_What you should do_
Restate the entire listing word for word.
*** Input rows ***
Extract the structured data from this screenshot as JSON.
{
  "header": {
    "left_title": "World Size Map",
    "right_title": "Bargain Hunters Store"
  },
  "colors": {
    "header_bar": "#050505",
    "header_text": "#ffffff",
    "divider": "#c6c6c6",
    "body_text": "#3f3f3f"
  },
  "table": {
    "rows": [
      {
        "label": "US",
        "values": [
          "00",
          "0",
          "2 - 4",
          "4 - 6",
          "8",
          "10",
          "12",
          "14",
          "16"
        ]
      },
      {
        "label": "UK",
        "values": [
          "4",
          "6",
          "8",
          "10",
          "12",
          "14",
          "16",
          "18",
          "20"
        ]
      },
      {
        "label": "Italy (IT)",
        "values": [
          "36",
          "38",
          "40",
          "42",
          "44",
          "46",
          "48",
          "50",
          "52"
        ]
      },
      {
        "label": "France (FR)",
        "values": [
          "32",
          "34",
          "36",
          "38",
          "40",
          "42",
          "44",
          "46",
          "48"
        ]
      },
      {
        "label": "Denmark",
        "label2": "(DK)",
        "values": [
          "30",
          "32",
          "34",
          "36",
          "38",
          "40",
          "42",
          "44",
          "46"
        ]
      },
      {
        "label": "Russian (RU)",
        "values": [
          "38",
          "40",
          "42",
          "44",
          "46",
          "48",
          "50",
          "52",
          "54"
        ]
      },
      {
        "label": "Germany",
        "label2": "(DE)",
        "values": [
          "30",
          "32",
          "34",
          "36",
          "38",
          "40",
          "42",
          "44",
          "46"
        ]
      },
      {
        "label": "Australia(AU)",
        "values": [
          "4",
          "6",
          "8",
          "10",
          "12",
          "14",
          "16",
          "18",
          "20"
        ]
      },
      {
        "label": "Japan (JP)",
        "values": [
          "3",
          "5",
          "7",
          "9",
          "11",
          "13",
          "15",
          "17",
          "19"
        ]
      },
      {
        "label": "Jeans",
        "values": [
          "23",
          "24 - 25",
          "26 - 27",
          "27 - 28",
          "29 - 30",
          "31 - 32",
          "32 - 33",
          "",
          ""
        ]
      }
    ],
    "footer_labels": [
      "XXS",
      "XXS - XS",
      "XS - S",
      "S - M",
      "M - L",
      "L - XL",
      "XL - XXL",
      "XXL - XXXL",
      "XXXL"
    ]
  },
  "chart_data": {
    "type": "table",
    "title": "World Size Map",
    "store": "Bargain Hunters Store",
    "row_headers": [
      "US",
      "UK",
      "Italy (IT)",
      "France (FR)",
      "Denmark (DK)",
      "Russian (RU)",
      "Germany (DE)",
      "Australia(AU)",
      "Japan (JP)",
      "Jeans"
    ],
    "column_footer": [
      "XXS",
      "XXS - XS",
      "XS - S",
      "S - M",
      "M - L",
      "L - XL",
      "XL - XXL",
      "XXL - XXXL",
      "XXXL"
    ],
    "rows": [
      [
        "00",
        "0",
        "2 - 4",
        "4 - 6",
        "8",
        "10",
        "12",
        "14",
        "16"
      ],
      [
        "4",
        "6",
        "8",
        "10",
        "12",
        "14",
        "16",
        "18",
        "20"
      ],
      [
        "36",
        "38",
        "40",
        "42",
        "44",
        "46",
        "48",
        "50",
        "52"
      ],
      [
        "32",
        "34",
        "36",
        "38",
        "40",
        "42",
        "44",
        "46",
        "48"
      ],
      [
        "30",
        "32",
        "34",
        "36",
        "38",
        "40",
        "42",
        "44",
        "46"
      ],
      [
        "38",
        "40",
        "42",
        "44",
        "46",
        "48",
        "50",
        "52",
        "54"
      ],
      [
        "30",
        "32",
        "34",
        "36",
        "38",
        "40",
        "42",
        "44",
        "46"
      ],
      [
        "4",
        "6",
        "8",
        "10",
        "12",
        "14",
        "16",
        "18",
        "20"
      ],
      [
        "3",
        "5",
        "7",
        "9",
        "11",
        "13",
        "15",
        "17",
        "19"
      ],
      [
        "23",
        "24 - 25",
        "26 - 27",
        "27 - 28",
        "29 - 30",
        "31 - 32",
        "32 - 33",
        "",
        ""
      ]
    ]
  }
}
***
_Exercise result_
Extract the structured data from this screenshot as JSON.
{
  "header": {
    "left_title": "World Size Map",
    "right_title": "Bargain Hunters Store"
  },
  "colors": {
    "header_bar": "#050505",
    "header_text": "#ffffff",
    "divider": "#c6c6c6",
    "body_text": "#3f3f3f"
  },
  "table": {
    "rows": [
      {
        "label": "US",
        "values": [
          "00",
          "0",
          "2 - 4",
          "4 - 6",
          "8",
          "10",
          "12",
          "14",
          "16"
        ]
      },
      {
        "label": "UK",
        "values": [
          "4",
          "6",
          "8",
          "10",
          "12",
          "14",
          "16",
          "18",
          "20"
        ]
      },
      {
        "label": "Italy (IT)",
        "values": [
          "36",
          "38",
          "40",
          "42",
          "44",
          "46",
          "48",
          "50",
          "52"
        ]
      },
      {
        "label": "France (FR)",
        "values": [
          "32",
          "34",
          "36",
          "38",
          "40",
          "42",
          "44",
          "46",
          "48"
        ]
      },
      {
        "label": "Denmark",
        "label2": "(DK)",
        "values": [
          "30",
          "32",
          "34",
          "36",
          "38",
          "40",
          "42",
          "44",
          "46"
        ]
      },
      {
        "label": "Russian (RU)",
        "values": [
          "38",
          "40",
          "42",
          "44",
          "46",
          "48",
          "50",
          "52",
          "54"
        ]
      },
      {
        "label": "Germany",
        "label2": "(DE)",
        "values": [
          "30",
          "32",
          "34",
          "36",
          "38",
          "40",
          "42",
          "44",
          "46"
        ]
      },
      {
        "label": "Australia(AU)",
        "values": [
          "4",
          "6",
          "8",
          "10",
          "12",
          "14",
          "16",
          "18",
          "20"
        ]
      },
      {
        "label": "Japan (JP)",
        "values": [
          "3",
          "5",
          "7",
          "9",
          "11",
          "13",
          "15",
          "17",
          "19"
        ]
      },
      {
        "label": "Jeans",
        "values": [
          "23",
          "24 - 25",
          "26 - 27",
          "27 - 28",
          "29 - 30",
          "31 - 32",
          "32 - 33",
          "",
          ""
        ]
      }
    ],
    "footer_labels": [
      "XXS",
      "XXS - XS",
      "XS - S",
      "S - M",
      "M - L",
      "L - XL",
      "XL - XXL",
      "XXL - XXXL",
      "XXXL"
    ]
  },
  "chart_data": {
    "type": "table",
    "title": "World Size Map",
    "store": "Bargain Hunters Store",
    "row_headers": [
      "US",
      "UK",
      "Italy (IT)",
      "France (FR)",
      "Denmark (DK)",
      "Russian (RU)",
      "Germany (DE)",
      "Australia(AU)",
      "Japan (JP)",
      "Jeans"
    ],
    "column_footer": [
      "XXS",
      "XXS - XS",
      "XS - S",
      "S - M",
      "M - L",
      "L - XL",
      "XL - XXL",
      "XXL - XXXL",
      "XXXL"
    ],
    "rows": [
      [
        "00",
        "0",
        "2 - 4",
        "4 - 6",
        "8",
        "10",
        "12",
        "14",
        "16"
      ],
      [
        "4",
        "6",
        "8",
        "10",
        "12",
        "14",
        "16",
        "18",
        "20"
      ],
      [
        "36",
        "38",
        "40",
        "42",
        "44",
        "46",
        "48",
        "50",
        "52"
      ],
      [
        "32",
        "34",
        "36",
        "38",
        "40",
        "42",
        "44",
        "46",
        "48"
      ],
      [
        "30",
        "32",
        "34",
        "36",
        "38",
        "40",
        "42",
        "44",
        "46"
      ],
      [
        "38",
        "40",
        "42",
        "44",
        "46",
        "48",
        "50",
        "52",
        "54"
      ],
      [
        "30",
        "32",
        "34",
        "36",
        "38",
        "40",
        "42",
        "44",
        "46"
      ],
      [
        "4",
        "6",
        "8",
        "10",
        "12",
        "14",
        "16",
        "18",
        "20"
      ],
      [
        "3",
        "5",
        "7",
        "9",
        "11",
        "13",
        "15",
        "17",
        "19"
      ],
      [
        "23",
        "24 - 25",
        "26 - 27",
        "27 - 28",
        "29 - 30",
        "31 - 32",
        "32 - 33",
        "",
        ""
      ]
    ]
  }
}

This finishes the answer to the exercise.